* **TASK DETAILS**: Return each line of the data below that contains the string "Debatte".

* **RECORD EXTRACTS**:
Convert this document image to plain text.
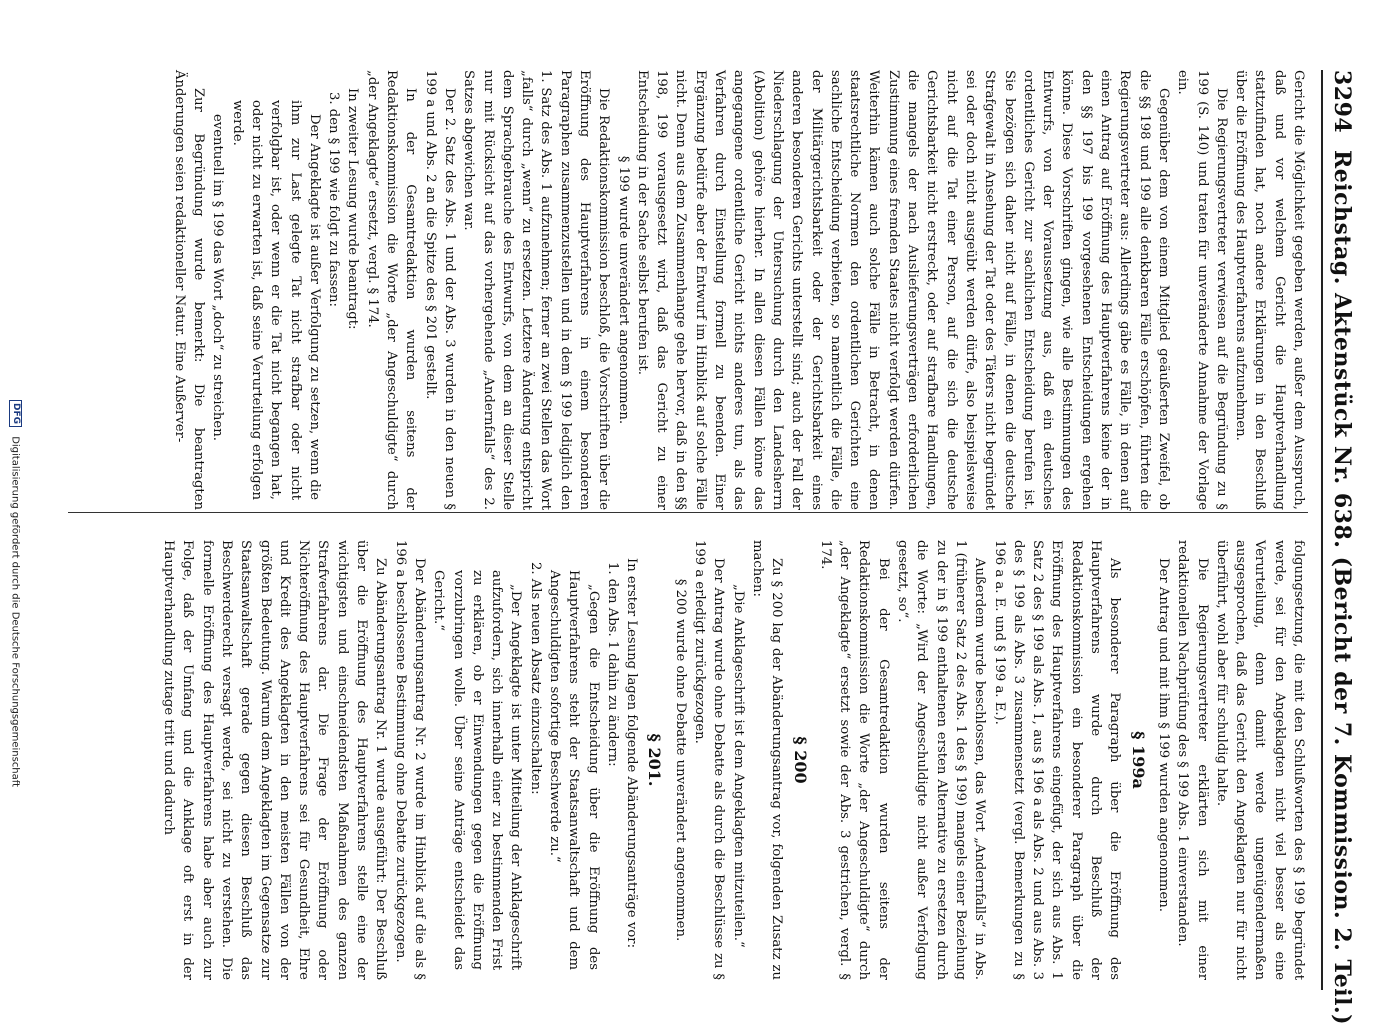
3294
Reichstag. Aktenstück Nr. 638. (Bericht der 7. Kommission. 2. Teil.)

Gericht die Möglichkeit gegeben werden, außer dem Ausspruch, daß und vor welchem Gericht die Hauptverhandlung stattzufinden hat, noch andere Erklärungen in den Beschluß über die Eröffnung des Hauptverfahrens aufzunehmen.

Die Regierungsvertreter verwiesen auf die Begründung zu § 199 (S. 140) und traten für unveränderte Annahme der Vorlage ein.

Gegenüber dem von einem Mitglied geäußerten Zweifel, ob die §§ 198 und 199 alle denkbaren Fälle erschöpfen, führten die Regierungsvertreter aus: Allerdings gäbe es Fälle, in denen auf einen Antrag auf Eröffnung des Hauptverfahrens keine der in den §§ 197 bis 199 vorgesehenen Entscheidungen ergehen könne. Diese Vorschriften gingen, wie alle Bestimmungen des Entwurfs, von der Voraussetzung aus, daß ein deutsches ordentliches Gericht zur sachlichen Entscheidung berufen ist. Sie bezögen sich daher nicht auf Fälle, in denen die deutsche Strafgewalt in Ansehung der Tat oder des Täters nicht begründet sei oder doch nicht ausgeübt werden dürfe, also beispielsweise nicht auf die Tat einer Person, auf die sich die deutsche Gerichtsbarkeit nicht erstreckt, oder auf strafbare Handlungen, die mangels der nach Auslieferungsverträgen erforderlichen Zustimmung eines fremden Staates nicht verfolgt werden dürfen. Weiterhin kämen auch solche Fälle in Betracht, in denen staatsrechtliche Normen den ordentlichen Gerichten eine sachliche Entscheidung verbieten, so namentlich die Fälle, die der Militärgerichtsbarkeit oder der Gerichtsbarkeit eines anderen besonderen Gerichts unterstellt sind; auch der Fall der Niederschlagung der Untersuchung durch den Landesherrn (Abolition) gehöre hierher. In allen diesen Fällen könne das angegangene ordentliche Gericht nichts anderes tun, als das Verfahren durch Einstellung formell zu beenden. Einer Ergänzung bedürfe aber der Entwurf im Hinblick auf solche Fälle nicht. Denn aus dem Zusammenhange gehe hervor, daß in den §§ 198, 199 vorausgesetzt wird, daß das Gericht zu einer Entscheidung in der Sache selbst berufen ist.

§ 199 wurde unverändert angenommen.

Die Redaktionskommission beschloß, die Vorschriften über die Eröffnung des Hauptverfahrens in einem besonderen Paragraphen zusammenzustellen und in dem § 199 lediglich den 1. Satz des Abs. 1 aufzunehmen; ferner an zwei Stellen das Wort „falls“ durch „wenn“ zu ersetzen. Letztere Änderung entspricht dem Sprachgebrauche des Entwurfs, von dem an dieser Stelle nur mit Rücksicht auf das vorhergehende „Andernfalls“ des 2. Satzes abgewichen war.

Der 2. Satz des Abs. 1 und der Abs. 3 wurden in den neuen § 199 a und Abs. 2 an die Spitze des § 201 gestellt.

In der Gesamtredaktion wurden seitens der Redaktionskommission die Worte „der Angeschuldigte“ durch „der Angeklagte“ ersetzt, vergl. § 174.

In zweiter Lesung wurde beantragt:

3. den § 199 wie folgt zu fassen:

Der Angeklagte ist außer Verfolgung zu setzen, wenn die ihm zur Last gelegte Tat nicht strafbar oder nicht verfolgbar ist, oder wenn er die Tat nicht begangen hat, oder nicht zu erwarten ist, daß seine Verurteilung erfolgen werde.

eventuell im § 199 das Wort „doch“ zu streichen.

Zur Begründung wurde bemerkt: Die beantragten Änderungen seien redaktioneller Natur. Eine Außerver-

folgungsetzung, die mit den Schlußworten des § 199 begründet werde, sei für den Angeklagten nicht viel besser als eine Verurteilung, denn damit werde ungenügendermaßen ausgesprochen, daß das Gericht den Angeklagten nur für nicht überführt, wohl aber für schuldig halte.

Die Regierungsvertreter erklärten sich mit einer redaktionellen Nachprüfung des § 199 Abs. 1 einverstanden.

Der Antrag und mit ihm § 199 wurden angenommen.

§ 199a

Als besonderer Paragraph über die Eröffnung des Hauptverfahrens wurde durch Beschluß der Redaktionskommission ein besonderer Paragraph über die Eröffnung des Hauptverfahrens eingefügt, der sich aus Abs. 1 Satz 2 des § 199 als Abs. 1, aus § 196 a als Abs. 2 und aus Abs. 3 des § 199 als Abs. 3 zusammensetzt (vergl. Bemerkungen zu § 196 a a. E. und § 199 a. E.).

Außerdem wurde beschlossen, das Wort „Andernfalls“ in Abs. 1 (früherer Satz 2 des Abs. 1 des § 199) mangels einer Beziehung zu der in § 199 enthaltenen ersten Alternative zu ersetzen durch die Worte: „Wird der Angeschuldigte nicht außer Verfolgung gesetzt, so“.

Bei der Gesamtredaktion wurden seitens der Redaktionskommission die Worte „der Angeschuldigte“ durch „der Angeklagte“ ersetzt sowie der Abs. 3 gestrichen, vergl. § 174.

§ 200

Zu § 200 lag der Abänderungsantrag vor, folgenden Zusatz zu machen:

„Die Anklageschrift ist dem Angeklagten mitzuteilen.“

Der Antrag wurde ohne Debatte als durch die Beschlüsse zu § 199 a erledigt zurückgezogen.

§ 200 wurde ohne Debatte unverändert angenommen.

§ 201.

In erster Lesung lagen folgende Abänderungsanträge vor:

1. den Abs. 1 dahin zu ändern:

„Gegen die Entscheidung über die Eröffnung des Hauptverfahrens steht der Staatsanwaltschaft und dem Angeschuldigten sofortige Beschwerde zu.“

2. Als neuen Absatz einzuschalten:

„Der Angeklagte ist unter Mitteilung der Anklageschrift aufzufordern, sich innerhalb einer zu bestimmenden Frist zu erklären, ob er Einwendungen gegen die Eröffnung vorzubringen wolle. Über seine Anträge entscheidet das Gericht.“

Der Abänderungsantrag Nr. 2 wurde im Hinblick auf die als § 196 a beschlossene Bestimmung ohne Debatte zurückgezogen.

Zu Abänderungsantrag Nr. 1 wurde ausgeführt: Der Beschluß über die Eröffnung des Hauptverfahrens stelle eine der wichtigsten und einschneidendsten Maßnahmen des ganzen Strafverfahrens dar. Die Frage der Eröffnung oder Nichteröffnung des Hauptverfahrens sei für Gesundheit, Ehre und Kredit des Angeklagten in den meisten Fällen von der größten Bedeutung. Warum dem Angeklagten im Gegensatze zur Staatsanwaltschaft gerade gegen diesen Beschluß das Beschwerderecht versagt werde, sei nicht zu verstehen. Die formelle Eröffnung des Hauptverfahrens habe aber auch zur Folge, daß der Umfang und die Anklage oft erst in der Hauptverhandlung zutage tritt und dadurch

DFG Digitalisierung gefördert durch die Deutsche Forschungsgemeinschaft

* **WRITTEN SOLUTION**:
Der Antrag wurde ohne Debatte als durch die Beschlüsse zu § 199 a erledigt zurückgezogen.
§ 200 wurde ohne Debatte unverändert angenommen.
Der Abänderungsantrag Nr. 2 wurde im Hinblick auf die als § 196 a beschlossene Bestimmung ohne Debatte zurückgezogen.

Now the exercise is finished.